* BEGIN Data lines *
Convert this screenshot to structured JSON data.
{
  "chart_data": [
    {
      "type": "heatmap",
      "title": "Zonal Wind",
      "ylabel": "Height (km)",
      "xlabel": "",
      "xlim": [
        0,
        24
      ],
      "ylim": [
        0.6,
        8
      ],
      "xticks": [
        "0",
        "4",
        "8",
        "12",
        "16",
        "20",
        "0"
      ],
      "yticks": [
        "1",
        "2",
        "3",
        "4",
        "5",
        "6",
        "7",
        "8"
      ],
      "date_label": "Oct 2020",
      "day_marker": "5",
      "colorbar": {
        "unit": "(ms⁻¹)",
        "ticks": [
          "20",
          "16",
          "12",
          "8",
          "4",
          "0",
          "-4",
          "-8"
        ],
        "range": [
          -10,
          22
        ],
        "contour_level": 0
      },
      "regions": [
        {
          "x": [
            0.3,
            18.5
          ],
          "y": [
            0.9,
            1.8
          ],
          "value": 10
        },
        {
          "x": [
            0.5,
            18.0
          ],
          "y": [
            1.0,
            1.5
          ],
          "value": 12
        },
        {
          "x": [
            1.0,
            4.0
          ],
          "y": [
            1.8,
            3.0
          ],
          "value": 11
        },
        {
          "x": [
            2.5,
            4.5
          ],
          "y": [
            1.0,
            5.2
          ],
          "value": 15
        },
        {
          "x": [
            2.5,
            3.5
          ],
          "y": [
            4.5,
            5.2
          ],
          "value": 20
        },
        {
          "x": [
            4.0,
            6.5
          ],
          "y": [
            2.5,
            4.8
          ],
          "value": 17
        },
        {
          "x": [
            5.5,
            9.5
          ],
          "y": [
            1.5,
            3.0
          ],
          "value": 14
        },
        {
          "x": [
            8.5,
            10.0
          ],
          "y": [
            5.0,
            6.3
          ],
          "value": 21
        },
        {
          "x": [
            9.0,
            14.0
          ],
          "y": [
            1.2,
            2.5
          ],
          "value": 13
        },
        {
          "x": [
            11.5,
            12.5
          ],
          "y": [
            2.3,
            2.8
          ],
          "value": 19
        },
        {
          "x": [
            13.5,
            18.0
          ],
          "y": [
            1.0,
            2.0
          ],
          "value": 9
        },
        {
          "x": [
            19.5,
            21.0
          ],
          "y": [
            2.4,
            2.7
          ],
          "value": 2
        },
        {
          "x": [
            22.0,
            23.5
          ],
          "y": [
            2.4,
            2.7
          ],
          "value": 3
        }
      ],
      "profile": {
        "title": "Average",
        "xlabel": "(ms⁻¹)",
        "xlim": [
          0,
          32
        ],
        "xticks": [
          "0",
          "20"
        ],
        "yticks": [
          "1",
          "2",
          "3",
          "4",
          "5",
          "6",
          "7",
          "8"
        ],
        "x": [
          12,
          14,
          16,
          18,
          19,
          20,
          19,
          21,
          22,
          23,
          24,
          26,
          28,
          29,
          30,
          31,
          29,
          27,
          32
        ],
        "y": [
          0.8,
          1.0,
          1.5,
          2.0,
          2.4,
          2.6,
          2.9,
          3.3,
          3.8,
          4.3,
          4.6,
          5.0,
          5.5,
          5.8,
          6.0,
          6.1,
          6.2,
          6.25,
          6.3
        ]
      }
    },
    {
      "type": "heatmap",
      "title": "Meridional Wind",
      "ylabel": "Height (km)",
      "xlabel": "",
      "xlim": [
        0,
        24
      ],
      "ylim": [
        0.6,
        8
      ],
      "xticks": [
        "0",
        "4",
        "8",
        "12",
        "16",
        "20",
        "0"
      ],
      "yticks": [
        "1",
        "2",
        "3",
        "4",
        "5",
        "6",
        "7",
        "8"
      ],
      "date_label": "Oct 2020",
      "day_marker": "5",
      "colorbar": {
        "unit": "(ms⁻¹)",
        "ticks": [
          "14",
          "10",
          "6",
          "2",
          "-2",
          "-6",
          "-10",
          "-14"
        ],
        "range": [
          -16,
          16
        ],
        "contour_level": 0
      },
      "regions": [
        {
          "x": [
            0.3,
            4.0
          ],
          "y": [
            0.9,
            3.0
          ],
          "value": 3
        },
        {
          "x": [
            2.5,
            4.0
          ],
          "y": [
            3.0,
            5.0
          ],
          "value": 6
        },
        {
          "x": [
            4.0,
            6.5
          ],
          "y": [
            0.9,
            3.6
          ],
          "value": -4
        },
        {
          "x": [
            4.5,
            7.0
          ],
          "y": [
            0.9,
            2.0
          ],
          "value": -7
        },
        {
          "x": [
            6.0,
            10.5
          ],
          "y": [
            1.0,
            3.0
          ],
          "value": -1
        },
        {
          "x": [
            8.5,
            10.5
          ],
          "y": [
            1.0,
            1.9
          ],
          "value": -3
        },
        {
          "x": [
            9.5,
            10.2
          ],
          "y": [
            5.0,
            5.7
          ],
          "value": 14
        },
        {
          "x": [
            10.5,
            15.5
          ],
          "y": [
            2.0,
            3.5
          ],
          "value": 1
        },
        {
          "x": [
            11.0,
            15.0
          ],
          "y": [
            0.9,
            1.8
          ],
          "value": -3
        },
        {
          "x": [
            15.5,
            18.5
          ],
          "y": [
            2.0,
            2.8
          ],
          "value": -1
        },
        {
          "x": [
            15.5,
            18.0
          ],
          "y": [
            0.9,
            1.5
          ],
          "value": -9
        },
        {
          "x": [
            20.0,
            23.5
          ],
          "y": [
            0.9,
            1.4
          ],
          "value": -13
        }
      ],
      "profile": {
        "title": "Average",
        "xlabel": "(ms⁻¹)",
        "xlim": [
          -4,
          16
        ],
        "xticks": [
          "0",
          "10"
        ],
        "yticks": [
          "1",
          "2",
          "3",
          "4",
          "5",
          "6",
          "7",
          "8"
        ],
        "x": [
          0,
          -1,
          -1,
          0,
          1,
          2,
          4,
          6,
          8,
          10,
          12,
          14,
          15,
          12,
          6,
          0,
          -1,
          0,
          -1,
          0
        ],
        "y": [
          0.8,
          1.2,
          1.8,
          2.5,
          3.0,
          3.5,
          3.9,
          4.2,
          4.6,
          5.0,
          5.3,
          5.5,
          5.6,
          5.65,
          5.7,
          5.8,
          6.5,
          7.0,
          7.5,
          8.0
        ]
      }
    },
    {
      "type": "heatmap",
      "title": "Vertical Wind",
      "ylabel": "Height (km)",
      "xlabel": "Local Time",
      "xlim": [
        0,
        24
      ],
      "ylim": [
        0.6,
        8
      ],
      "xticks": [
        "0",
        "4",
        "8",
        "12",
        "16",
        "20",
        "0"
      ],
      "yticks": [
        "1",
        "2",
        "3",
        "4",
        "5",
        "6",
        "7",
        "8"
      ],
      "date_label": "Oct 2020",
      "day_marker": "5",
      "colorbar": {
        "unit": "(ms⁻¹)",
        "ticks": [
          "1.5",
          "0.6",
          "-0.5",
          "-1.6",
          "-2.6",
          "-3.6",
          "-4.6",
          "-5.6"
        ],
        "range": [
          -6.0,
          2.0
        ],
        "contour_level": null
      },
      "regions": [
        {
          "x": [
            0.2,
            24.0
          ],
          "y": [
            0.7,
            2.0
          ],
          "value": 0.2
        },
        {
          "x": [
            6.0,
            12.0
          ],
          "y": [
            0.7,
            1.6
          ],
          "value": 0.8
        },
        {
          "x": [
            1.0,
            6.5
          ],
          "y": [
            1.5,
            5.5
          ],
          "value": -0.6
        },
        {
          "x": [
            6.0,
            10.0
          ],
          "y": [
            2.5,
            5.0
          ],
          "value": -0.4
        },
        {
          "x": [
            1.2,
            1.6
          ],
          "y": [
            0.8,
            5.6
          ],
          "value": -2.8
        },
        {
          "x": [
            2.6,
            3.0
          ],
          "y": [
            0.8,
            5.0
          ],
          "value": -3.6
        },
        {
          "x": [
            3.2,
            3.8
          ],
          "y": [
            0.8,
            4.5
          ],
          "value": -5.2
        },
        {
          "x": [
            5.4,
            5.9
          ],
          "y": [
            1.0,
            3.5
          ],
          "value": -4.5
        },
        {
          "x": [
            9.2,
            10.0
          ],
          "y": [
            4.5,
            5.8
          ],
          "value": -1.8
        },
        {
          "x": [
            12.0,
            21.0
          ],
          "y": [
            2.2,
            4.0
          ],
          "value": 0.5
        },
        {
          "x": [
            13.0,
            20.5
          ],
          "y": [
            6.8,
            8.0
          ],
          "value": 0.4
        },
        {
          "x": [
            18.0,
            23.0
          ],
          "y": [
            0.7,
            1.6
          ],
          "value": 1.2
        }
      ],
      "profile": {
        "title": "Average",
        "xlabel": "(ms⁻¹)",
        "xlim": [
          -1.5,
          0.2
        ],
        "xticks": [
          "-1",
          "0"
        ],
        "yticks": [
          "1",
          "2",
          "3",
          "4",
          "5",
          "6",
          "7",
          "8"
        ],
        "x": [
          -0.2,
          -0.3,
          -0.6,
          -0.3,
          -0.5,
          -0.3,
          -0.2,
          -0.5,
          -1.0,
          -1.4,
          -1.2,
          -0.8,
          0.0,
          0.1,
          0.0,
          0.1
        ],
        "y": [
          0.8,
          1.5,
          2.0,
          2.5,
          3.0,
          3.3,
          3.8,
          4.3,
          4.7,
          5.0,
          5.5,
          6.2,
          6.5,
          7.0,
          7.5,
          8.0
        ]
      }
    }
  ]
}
* END Data lines *
#### [Task objective]
Only a number is wanted: how many lines contain the word "Wind"?

#### [Answer to this task]
3